## Goal of the exercise
Each entry in the listing below should be restated word for word.

## Material shown

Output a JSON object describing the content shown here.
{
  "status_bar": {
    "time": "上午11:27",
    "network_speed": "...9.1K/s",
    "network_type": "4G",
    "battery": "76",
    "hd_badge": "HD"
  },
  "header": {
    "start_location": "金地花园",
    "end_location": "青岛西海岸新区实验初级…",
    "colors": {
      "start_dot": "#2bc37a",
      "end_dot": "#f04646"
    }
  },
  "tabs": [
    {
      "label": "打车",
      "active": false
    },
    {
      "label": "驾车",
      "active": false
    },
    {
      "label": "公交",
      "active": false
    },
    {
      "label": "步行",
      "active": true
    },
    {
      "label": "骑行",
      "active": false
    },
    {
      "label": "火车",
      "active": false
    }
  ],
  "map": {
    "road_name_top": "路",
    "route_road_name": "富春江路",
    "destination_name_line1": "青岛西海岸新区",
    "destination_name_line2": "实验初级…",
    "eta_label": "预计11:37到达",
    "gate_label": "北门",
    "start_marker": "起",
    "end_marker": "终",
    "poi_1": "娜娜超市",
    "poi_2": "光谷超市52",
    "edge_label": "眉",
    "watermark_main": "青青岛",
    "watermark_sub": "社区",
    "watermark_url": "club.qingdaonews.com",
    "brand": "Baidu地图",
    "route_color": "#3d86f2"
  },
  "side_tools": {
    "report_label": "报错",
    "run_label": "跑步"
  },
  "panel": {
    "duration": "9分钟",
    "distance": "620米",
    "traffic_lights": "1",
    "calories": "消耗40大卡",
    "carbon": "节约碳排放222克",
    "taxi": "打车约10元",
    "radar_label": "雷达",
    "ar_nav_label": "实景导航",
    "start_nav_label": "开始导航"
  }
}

## Result
Output a JSON object describing the content shown here.
{
  "status_bar": {
    "time": "上午11:27",
    "network_speed": "...9.1K/s",
    "network_type": "4G",
    "battery": "76",
    "hd_badge": "HD"
  },
  "header": {
    "start_location": "金地花园",
    "end_location": "青岛西海岸新区实验初级…",
    "colors": {
      "start_dot": "#2bc37a",
      "end_dot": "#f04646"
    }
  },
  "tabs": [
    {
      "label": "打车",
      "active": false
    },
    {
      "label": "驾车",
      "active": false
    },
    {
      "label": "公交",
      "active": false
    },
    {
      "label": "步行",
      "active": true
    },
    {
      "label": "骑行",
      "active": false
    },
    {
      "label": "火车",
      "active": false
    }
  ],
  "map": {
    "road_name_top": "路",
    "route_road_name": "富春江路",
    "destination_name_line1": "青岛西海岸新区",
    "destination_name_line2": "实验初级…",
    "eta_label": "预计11:37到达",
    "gate_label": "北门",
    "start_marker": "起",
    "end_marker": "终",
    "poi_1": "娜娜超市",
    "poi_2": "光谷超市52",
    "edge_label": "眉",
    "watermark_main": "青青岛",
    "watermark_sub": "社区",
    "watermark_url": "club.qingdaonews.com",
    "brand": "Baidu地图",
    "route_color": "#3d86f2"
  },
  "side_tools": {
    "report_label": "报错",
    "run_label": "跑步"
  },
  "panel": {
    "duration": "9分钟",
    "distance": "620米",
    "traffic_lights": "1",
    "calories": "消耗40大卡",
    "carbon": "节约碳排放222克",
    "taxi": "打车约10元",
    "radar_label": "雷达",
    "ar_nav_label": "实景导航",
    "start_nav_label": "开始导航"
  }
}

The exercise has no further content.